DATA IN THIS EXERCISE »
────────────────────────────────────────
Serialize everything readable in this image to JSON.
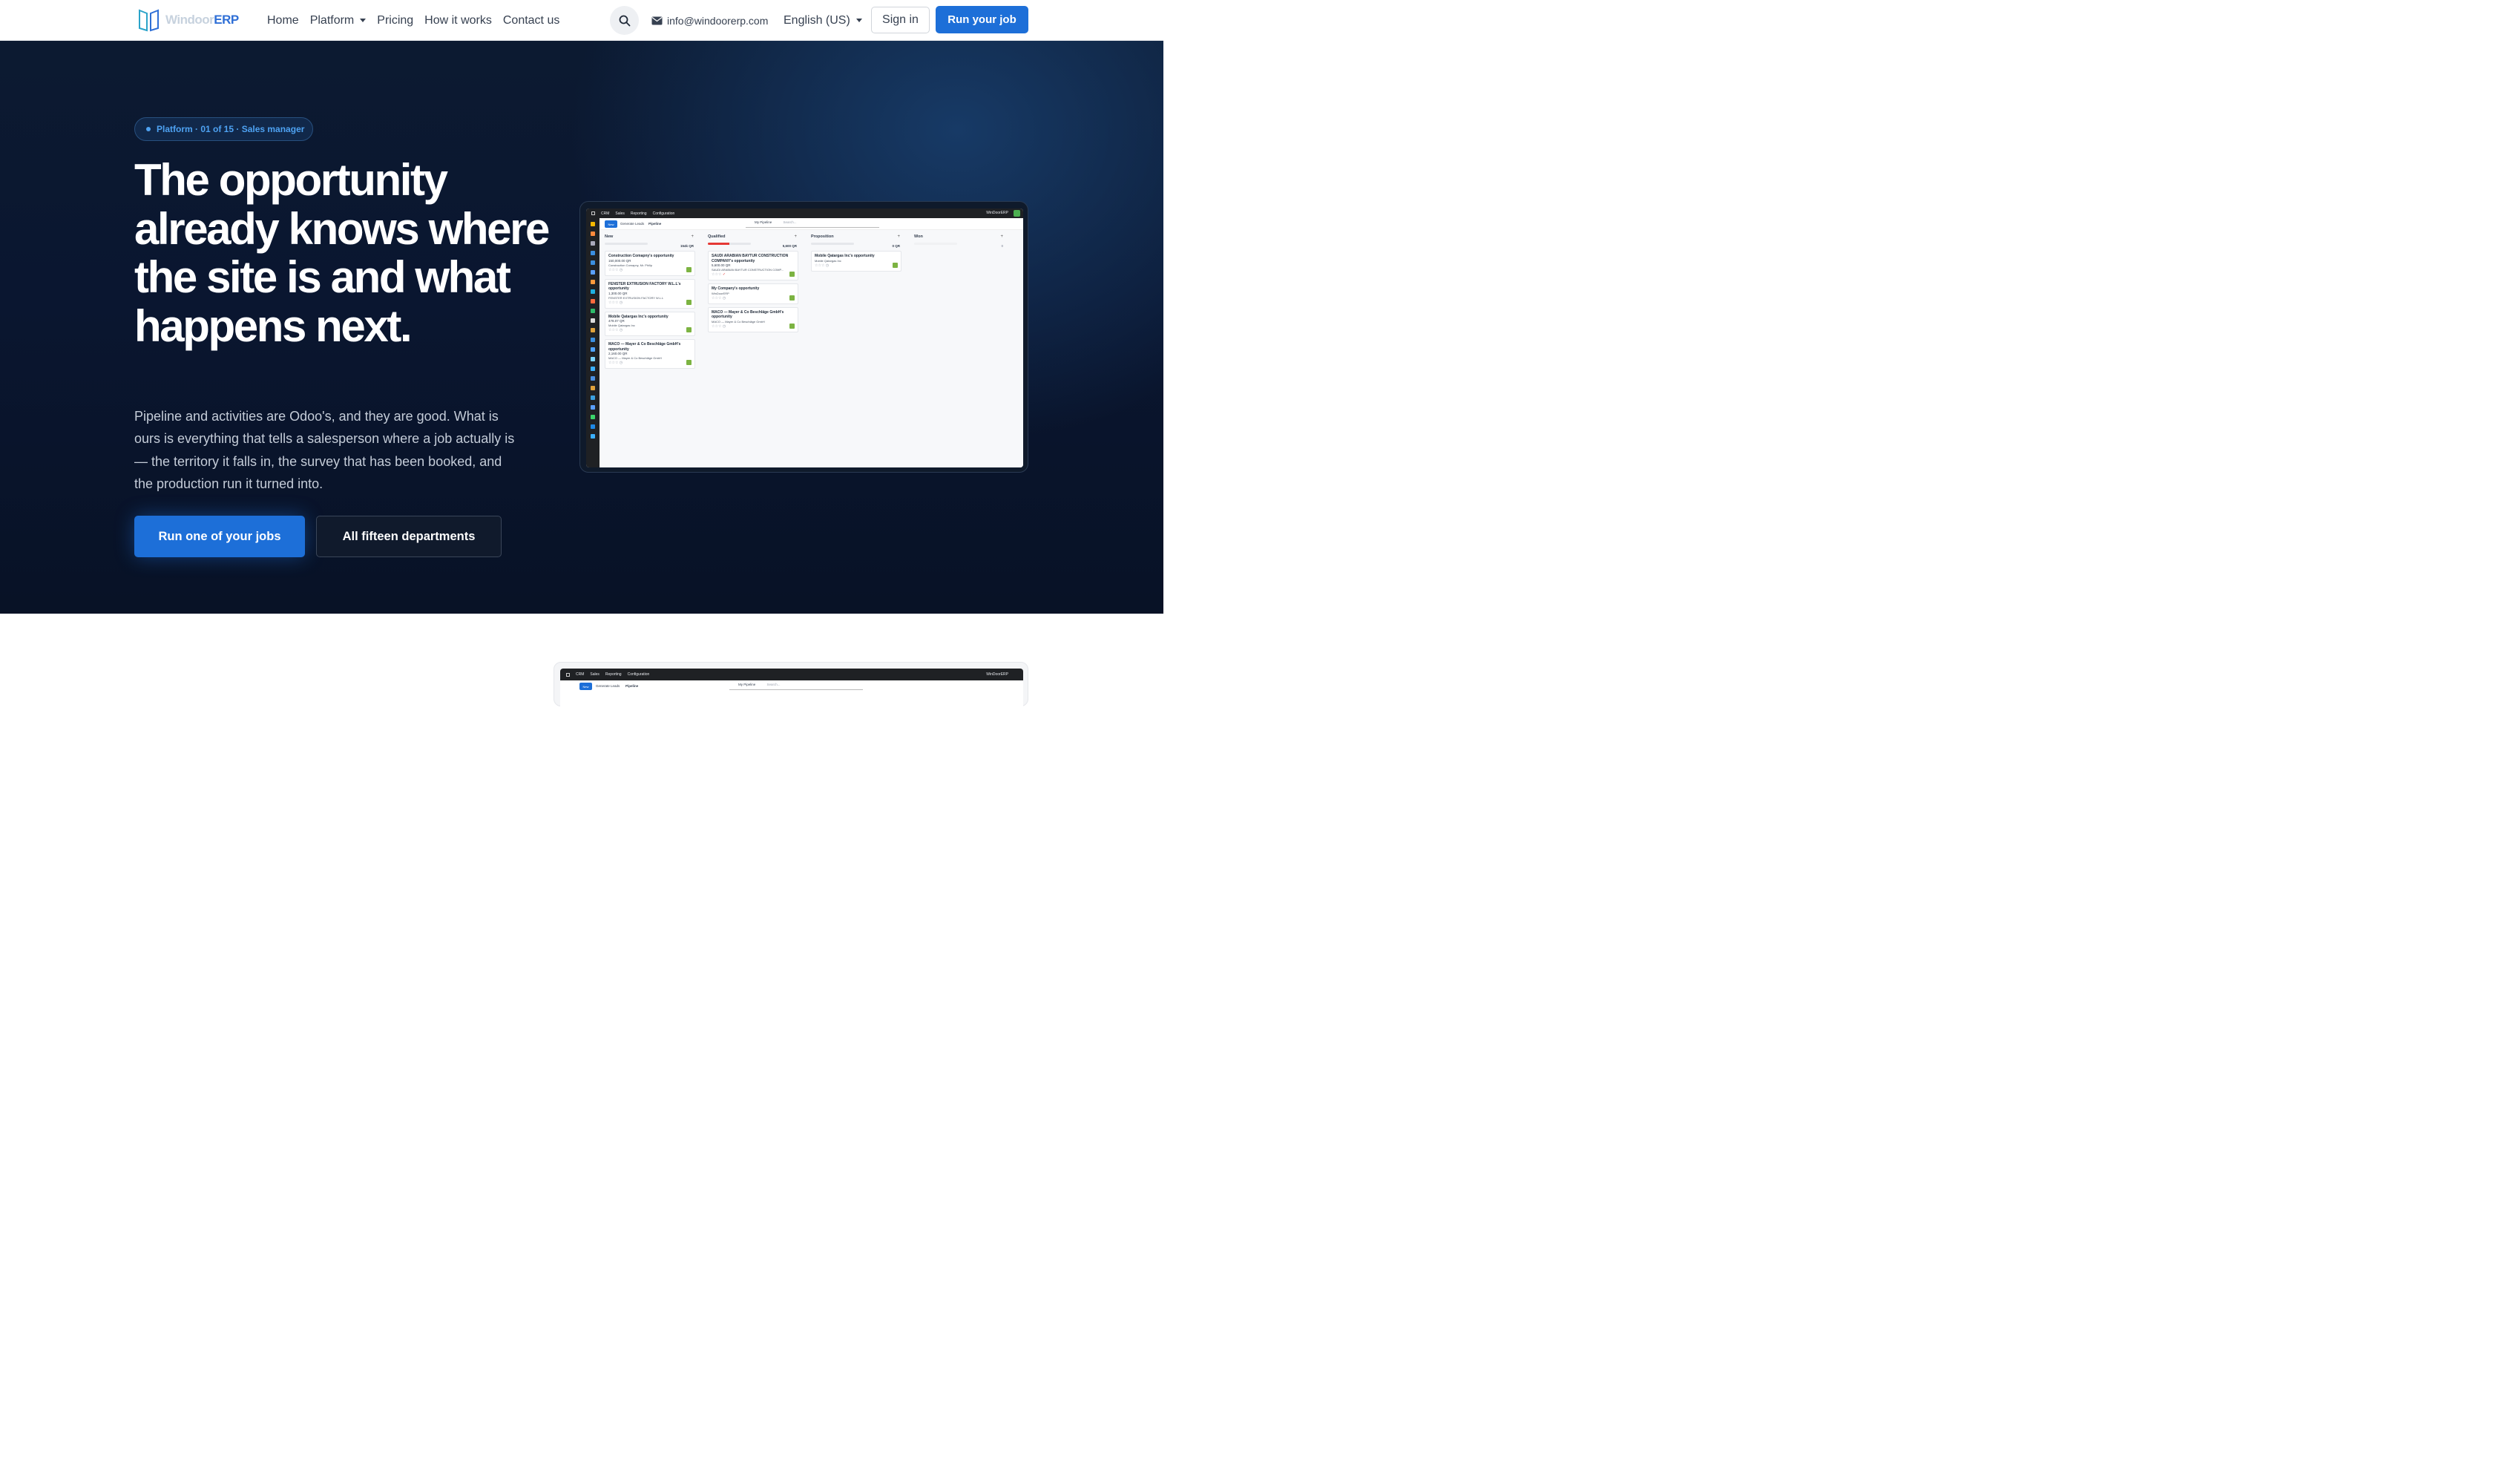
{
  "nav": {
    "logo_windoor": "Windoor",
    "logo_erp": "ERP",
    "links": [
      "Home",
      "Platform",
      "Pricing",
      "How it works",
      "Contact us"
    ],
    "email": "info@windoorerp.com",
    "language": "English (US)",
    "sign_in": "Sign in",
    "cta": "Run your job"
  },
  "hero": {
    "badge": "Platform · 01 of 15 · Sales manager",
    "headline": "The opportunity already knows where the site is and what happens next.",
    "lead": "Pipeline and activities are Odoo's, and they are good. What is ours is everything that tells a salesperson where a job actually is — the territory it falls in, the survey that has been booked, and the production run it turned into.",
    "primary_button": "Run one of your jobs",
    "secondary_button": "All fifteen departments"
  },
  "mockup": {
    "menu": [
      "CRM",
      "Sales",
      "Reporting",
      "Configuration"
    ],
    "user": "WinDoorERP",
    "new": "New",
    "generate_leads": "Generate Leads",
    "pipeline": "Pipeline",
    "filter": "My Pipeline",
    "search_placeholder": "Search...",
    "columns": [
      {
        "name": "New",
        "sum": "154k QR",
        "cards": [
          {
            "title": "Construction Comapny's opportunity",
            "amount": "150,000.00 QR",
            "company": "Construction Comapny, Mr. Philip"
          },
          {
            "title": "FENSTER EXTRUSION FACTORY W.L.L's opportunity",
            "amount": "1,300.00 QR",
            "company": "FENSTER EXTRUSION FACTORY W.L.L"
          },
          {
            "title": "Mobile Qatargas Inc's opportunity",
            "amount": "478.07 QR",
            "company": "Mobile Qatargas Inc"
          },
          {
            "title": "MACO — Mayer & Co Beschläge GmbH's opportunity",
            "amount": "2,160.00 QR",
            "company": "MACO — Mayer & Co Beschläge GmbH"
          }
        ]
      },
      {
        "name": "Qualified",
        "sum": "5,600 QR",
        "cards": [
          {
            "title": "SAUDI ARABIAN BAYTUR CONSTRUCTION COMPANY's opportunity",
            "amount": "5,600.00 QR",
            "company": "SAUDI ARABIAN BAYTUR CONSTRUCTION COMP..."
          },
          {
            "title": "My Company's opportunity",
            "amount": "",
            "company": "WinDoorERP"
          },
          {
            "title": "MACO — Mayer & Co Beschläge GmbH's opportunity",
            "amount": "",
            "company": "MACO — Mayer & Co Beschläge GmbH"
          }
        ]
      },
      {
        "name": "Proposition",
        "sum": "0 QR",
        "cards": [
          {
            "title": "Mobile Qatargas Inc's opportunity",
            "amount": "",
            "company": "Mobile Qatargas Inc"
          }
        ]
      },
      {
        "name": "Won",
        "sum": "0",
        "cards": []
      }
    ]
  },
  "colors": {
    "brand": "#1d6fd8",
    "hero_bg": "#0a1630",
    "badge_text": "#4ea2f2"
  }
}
────────────────────────────────────────
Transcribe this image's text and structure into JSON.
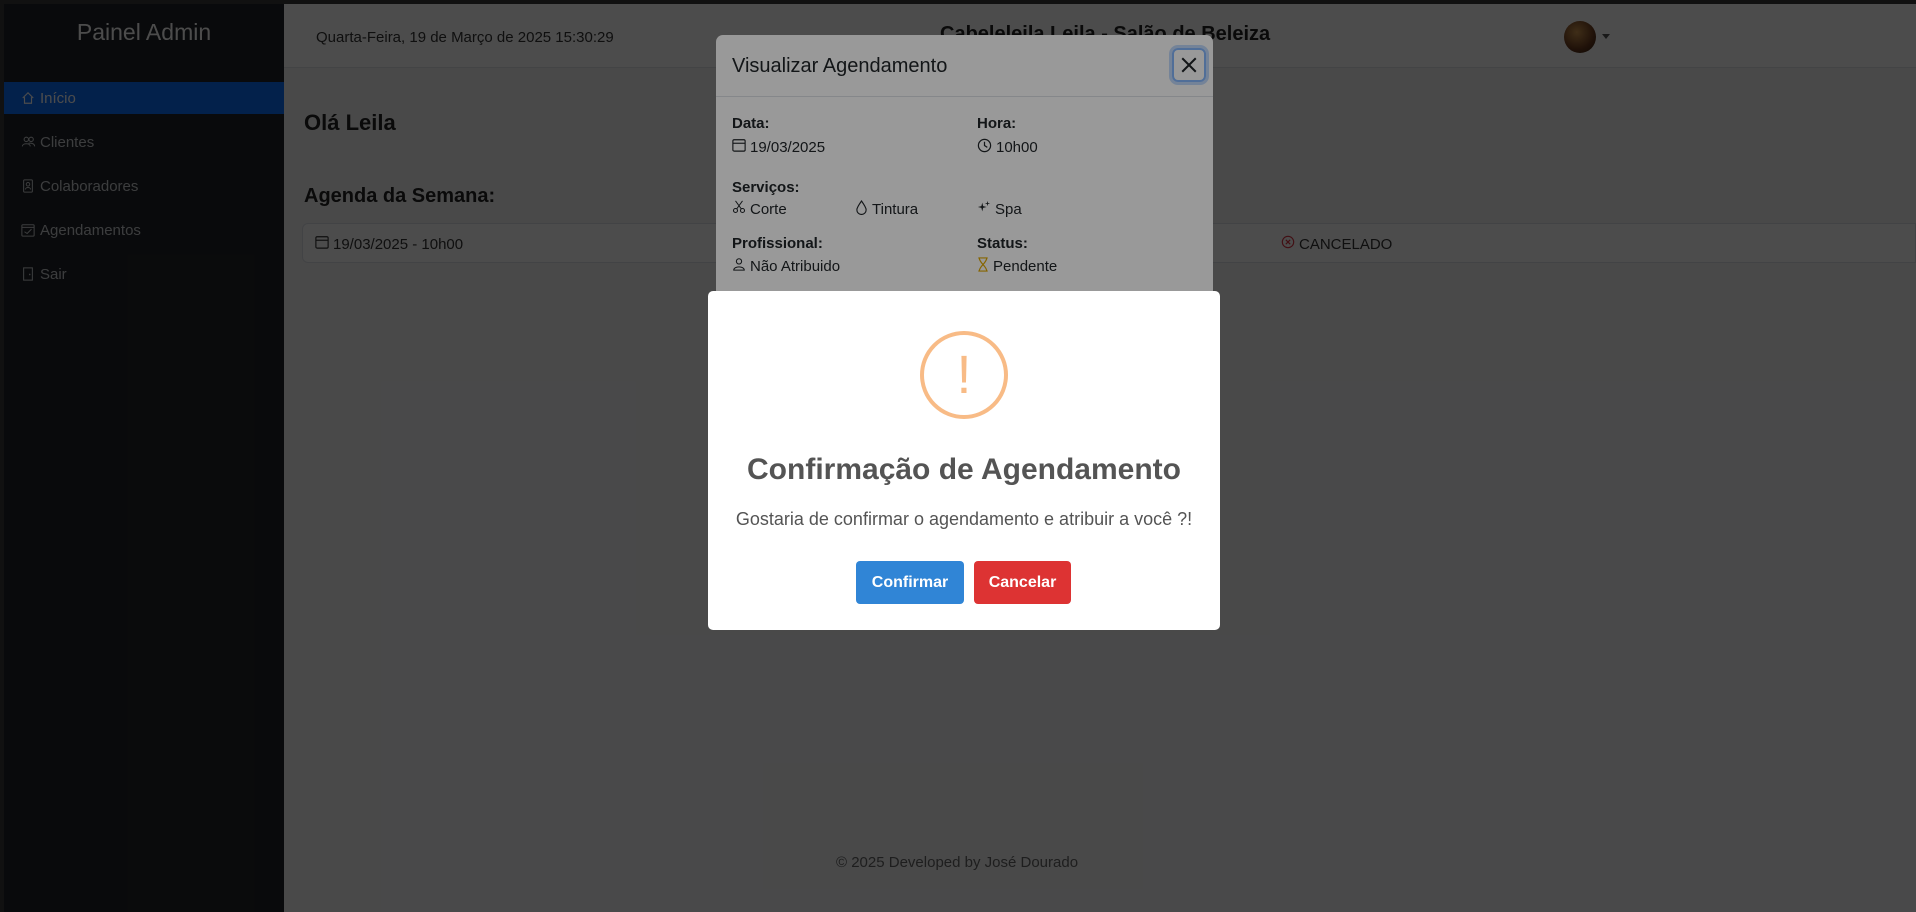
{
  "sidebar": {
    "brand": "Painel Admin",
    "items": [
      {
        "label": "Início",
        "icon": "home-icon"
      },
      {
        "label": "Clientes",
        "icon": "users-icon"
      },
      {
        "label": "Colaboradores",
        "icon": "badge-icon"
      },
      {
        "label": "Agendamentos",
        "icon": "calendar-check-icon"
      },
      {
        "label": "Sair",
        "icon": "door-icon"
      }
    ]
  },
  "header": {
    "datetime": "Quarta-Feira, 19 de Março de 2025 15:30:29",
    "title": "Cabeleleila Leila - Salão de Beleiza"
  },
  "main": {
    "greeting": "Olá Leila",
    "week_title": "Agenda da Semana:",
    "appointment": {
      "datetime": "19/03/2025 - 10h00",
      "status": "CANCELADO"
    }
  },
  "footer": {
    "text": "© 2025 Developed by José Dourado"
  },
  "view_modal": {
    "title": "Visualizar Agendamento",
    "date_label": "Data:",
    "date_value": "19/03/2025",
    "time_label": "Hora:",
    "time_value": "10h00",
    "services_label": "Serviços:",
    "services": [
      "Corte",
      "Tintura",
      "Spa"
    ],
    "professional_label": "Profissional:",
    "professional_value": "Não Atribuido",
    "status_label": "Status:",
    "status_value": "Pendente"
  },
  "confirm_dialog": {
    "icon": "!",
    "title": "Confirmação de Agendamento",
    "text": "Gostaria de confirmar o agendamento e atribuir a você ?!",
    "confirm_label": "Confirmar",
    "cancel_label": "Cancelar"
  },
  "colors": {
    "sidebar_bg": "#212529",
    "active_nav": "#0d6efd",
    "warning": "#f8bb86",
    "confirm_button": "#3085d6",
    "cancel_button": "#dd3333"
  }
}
────────────────────────────────────────
STATED GOAL »
From the records above, copy every line that holds the word "SAUDI".

SOLVED PROBLEM »
            "title": "SAUDI ARABIAN BAYTUR CONSTRUCTION COMPANY's opportunity",
            "company": "SAUDI ARABIAN BAYTUR CONSTRUCTION COMP..."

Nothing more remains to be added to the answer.